▶ [RECORD EXTRACTS]:
═══

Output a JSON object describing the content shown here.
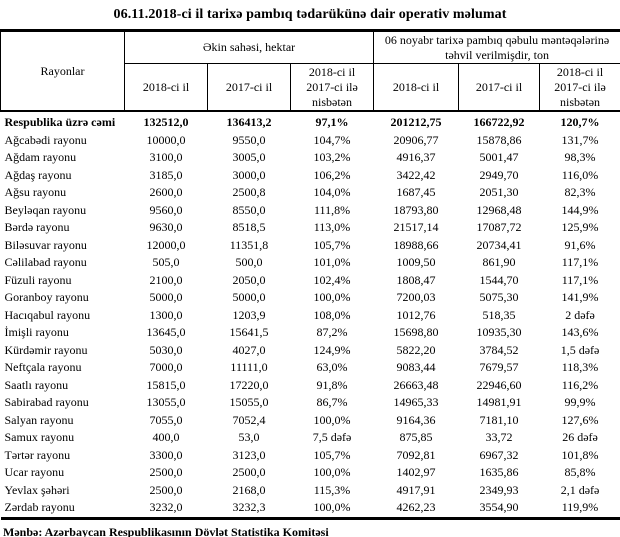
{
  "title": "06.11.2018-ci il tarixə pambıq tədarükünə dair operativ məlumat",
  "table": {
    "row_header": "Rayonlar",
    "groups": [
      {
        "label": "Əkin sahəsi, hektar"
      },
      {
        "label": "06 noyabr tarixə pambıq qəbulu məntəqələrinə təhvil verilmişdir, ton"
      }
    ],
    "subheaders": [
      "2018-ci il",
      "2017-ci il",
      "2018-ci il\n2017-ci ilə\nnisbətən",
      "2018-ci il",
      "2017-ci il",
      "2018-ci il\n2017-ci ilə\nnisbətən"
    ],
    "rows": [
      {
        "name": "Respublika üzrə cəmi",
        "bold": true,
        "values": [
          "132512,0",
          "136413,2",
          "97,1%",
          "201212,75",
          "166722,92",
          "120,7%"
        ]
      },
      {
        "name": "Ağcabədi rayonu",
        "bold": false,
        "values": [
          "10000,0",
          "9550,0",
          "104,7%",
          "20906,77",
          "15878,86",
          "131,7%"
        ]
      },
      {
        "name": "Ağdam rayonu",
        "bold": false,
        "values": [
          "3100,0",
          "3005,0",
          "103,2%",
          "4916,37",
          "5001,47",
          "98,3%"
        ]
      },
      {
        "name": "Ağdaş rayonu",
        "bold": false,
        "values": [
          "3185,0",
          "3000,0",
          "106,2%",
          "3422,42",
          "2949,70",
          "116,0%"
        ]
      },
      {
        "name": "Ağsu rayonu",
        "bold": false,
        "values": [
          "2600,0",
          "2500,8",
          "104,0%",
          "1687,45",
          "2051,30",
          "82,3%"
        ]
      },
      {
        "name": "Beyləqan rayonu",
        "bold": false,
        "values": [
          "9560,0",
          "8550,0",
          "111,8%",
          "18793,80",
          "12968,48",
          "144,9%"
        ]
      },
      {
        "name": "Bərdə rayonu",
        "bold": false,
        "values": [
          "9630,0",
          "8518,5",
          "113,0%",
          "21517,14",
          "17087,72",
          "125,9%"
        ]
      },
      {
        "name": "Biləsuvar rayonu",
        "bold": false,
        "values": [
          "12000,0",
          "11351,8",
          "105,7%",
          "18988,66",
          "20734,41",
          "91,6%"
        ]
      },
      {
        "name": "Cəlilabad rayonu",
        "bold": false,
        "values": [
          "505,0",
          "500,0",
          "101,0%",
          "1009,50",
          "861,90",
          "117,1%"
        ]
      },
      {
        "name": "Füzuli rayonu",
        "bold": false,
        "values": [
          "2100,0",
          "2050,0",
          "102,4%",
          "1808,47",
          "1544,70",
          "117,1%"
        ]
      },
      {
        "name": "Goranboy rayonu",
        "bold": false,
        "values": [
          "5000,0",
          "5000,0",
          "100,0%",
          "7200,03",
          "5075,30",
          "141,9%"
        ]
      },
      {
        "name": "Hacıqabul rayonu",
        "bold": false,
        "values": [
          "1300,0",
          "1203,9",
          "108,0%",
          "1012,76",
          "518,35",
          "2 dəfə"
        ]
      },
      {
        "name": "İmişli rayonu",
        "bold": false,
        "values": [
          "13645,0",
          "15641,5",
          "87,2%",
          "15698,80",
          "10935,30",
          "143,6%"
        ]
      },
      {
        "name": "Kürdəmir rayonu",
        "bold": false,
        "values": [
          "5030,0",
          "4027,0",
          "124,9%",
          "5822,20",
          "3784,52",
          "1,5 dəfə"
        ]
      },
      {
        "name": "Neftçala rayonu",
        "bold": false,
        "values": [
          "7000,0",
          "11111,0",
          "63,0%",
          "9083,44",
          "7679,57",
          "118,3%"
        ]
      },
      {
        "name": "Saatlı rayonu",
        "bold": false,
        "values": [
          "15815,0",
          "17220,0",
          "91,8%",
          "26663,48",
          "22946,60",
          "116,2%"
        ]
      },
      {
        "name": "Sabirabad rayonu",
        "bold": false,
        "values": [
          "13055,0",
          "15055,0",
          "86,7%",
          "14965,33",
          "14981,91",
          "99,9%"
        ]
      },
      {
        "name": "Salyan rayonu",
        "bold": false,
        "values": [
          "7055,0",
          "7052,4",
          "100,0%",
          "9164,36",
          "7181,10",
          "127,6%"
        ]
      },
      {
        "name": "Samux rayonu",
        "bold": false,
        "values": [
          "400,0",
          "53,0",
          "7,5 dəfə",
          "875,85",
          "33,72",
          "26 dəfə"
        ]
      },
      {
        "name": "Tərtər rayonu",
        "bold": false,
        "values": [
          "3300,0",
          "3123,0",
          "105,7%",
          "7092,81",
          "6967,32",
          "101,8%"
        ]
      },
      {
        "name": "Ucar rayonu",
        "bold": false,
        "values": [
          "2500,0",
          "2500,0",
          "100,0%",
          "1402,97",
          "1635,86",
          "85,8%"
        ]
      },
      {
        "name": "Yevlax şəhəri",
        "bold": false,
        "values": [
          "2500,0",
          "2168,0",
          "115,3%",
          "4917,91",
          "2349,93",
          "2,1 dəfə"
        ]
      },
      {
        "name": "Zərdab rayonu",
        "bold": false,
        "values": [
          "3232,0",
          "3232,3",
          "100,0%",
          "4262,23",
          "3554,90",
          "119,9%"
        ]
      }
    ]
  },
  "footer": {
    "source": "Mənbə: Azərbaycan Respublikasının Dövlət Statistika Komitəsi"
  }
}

═══

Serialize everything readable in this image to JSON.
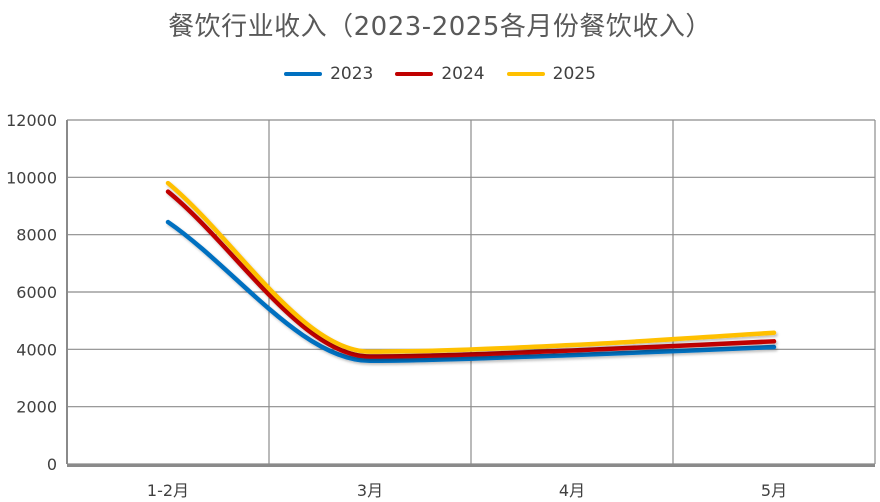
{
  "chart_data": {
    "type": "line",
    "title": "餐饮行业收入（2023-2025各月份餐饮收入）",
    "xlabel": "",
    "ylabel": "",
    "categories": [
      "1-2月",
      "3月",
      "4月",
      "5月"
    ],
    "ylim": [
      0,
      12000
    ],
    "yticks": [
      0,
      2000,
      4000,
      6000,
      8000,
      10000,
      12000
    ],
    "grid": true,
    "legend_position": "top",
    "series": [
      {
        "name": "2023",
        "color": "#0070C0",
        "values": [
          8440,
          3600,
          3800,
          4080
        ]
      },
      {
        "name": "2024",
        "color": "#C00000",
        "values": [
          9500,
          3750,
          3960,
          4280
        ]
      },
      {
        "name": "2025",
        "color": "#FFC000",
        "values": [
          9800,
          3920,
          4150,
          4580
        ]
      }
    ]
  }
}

═══

▶ [TASK DETAILS]: Only the number is wanted: how many lines in the entries above contain the string "color"?

▶ [OUTPUT FOR THIS TASK]: 3